▶ [What the exercise asks]:
Select the lines that contain "index" and copy each of them.

▶ [Information given]:
::::::
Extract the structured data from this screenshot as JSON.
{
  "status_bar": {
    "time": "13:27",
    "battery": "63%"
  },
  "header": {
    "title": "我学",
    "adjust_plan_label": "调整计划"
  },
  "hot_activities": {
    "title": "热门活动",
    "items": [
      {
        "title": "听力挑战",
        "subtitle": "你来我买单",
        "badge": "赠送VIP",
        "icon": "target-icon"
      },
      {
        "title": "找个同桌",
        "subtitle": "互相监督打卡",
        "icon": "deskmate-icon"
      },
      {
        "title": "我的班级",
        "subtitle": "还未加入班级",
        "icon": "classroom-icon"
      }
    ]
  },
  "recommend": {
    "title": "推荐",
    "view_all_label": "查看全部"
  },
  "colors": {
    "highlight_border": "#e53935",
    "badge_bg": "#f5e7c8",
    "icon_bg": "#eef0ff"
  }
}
::::::
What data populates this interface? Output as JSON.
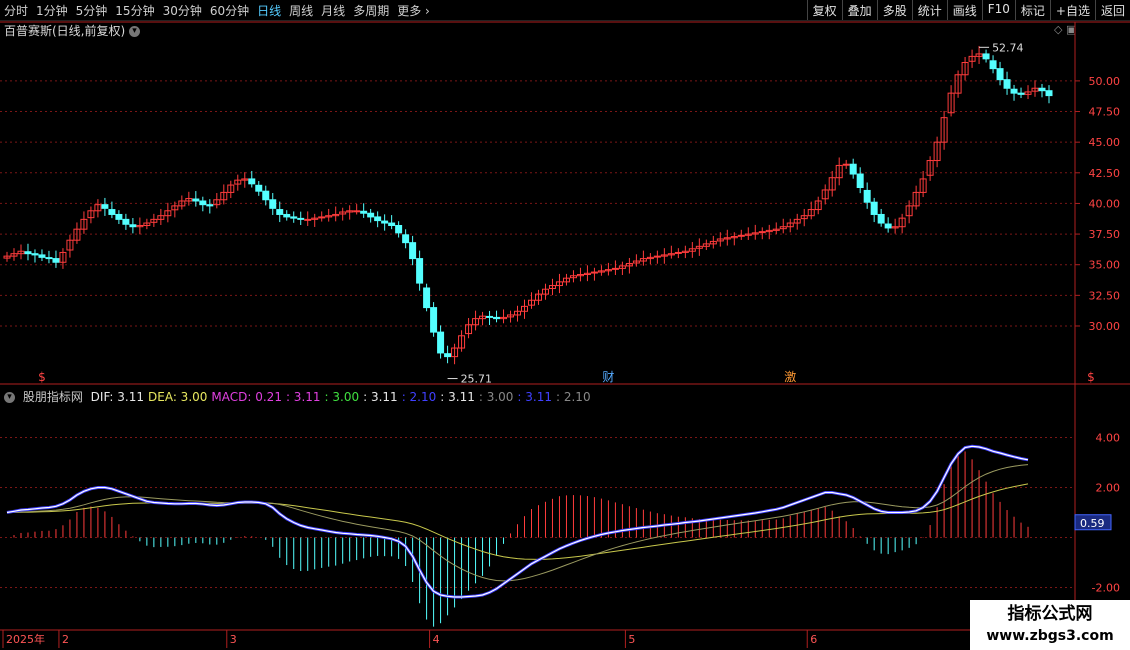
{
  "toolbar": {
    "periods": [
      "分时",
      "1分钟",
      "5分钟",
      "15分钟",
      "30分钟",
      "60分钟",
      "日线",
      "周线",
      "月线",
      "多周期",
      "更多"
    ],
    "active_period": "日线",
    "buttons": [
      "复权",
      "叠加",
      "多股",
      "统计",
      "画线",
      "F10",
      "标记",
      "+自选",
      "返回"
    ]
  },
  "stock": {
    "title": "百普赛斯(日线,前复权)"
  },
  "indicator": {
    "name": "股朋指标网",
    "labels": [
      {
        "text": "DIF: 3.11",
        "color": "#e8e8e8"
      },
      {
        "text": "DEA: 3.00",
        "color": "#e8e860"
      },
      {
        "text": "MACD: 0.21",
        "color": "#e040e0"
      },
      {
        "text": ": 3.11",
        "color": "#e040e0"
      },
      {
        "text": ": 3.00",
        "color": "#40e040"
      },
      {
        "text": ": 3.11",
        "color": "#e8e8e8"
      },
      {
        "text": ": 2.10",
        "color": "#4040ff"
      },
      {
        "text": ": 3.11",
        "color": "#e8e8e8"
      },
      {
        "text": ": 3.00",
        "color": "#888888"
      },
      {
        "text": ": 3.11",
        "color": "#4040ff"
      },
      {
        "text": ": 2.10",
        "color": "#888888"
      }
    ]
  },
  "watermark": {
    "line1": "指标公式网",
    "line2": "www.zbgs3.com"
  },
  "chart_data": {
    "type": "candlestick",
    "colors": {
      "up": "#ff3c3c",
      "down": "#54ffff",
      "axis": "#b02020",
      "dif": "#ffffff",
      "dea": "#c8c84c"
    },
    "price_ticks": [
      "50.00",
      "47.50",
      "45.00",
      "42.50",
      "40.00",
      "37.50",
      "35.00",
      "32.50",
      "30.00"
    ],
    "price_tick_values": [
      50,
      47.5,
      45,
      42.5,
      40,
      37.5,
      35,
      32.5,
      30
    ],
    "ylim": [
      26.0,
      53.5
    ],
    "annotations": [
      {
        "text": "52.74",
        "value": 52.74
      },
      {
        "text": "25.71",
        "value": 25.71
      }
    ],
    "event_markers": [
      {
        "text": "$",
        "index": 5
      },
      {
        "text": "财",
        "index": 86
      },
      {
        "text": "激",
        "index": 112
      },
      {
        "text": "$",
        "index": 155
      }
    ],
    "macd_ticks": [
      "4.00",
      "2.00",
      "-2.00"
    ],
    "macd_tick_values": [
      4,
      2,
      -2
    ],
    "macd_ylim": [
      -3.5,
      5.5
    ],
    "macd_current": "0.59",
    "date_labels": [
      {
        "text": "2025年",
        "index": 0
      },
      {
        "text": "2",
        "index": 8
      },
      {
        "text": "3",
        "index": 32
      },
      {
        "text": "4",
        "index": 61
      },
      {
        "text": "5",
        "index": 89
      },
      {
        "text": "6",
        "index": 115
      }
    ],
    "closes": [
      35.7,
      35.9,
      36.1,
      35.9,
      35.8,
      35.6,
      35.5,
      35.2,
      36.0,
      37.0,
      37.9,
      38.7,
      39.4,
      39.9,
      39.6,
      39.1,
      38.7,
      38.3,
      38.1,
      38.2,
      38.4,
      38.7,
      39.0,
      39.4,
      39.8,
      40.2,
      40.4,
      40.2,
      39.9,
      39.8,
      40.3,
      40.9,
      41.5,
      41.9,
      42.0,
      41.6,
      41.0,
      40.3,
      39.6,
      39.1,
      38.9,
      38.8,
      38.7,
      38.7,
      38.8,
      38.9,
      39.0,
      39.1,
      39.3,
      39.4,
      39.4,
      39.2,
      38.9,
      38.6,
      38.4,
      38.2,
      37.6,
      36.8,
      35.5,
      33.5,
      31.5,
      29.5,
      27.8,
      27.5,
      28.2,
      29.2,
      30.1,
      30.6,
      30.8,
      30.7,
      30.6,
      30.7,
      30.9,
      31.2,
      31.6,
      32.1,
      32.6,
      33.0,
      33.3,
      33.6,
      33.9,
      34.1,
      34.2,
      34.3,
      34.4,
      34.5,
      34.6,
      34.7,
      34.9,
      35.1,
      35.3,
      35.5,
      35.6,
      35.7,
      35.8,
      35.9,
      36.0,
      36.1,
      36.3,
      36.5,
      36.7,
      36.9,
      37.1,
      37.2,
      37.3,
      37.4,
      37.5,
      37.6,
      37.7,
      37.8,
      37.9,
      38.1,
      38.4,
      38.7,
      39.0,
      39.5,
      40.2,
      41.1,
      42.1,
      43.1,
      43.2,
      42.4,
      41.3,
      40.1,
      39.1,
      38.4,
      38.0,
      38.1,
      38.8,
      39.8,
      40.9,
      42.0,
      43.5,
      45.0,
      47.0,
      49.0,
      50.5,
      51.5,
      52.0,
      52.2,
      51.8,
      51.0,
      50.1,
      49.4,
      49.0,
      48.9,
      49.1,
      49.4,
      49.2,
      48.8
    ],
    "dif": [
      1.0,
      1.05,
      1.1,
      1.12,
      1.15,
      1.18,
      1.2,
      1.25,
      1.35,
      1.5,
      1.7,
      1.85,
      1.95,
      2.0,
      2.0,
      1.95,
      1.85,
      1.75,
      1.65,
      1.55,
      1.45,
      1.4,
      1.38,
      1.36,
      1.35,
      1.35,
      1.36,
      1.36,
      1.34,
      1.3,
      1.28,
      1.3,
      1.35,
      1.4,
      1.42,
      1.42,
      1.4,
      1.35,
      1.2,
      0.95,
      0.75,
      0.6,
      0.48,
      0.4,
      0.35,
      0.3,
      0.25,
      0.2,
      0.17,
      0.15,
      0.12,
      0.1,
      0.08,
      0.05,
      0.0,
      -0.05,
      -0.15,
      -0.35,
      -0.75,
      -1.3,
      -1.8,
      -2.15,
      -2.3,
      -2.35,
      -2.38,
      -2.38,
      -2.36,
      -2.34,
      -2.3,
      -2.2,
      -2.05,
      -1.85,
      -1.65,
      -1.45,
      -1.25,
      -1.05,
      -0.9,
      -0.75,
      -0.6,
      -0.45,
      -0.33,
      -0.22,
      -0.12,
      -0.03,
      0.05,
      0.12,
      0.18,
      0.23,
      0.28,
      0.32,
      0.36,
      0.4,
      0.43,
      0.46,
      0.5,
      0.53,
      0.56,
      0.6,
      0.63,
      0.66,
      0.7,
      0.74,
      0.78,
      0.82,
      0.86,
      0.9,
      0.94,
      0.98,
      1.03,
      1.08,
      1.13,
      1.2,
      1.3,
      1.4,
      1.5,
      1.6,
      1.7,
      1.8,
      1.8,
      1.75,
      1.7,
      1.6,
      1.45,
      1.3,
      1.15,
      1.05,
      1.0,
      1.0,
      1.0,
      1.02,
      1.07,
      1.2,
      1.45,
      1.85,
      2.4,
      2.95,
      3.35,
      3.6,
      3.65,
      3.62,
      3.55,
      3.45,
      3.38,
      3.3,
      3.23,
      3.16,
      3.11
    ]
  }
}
::::::
▶ [Exercise solution]:
        "index": 5
        "index": 86
        "index": 112
        "index": 155
        "index": 0
        "index": 8
        "index": 32
        "index": 61
        "index": 89
        "index": 115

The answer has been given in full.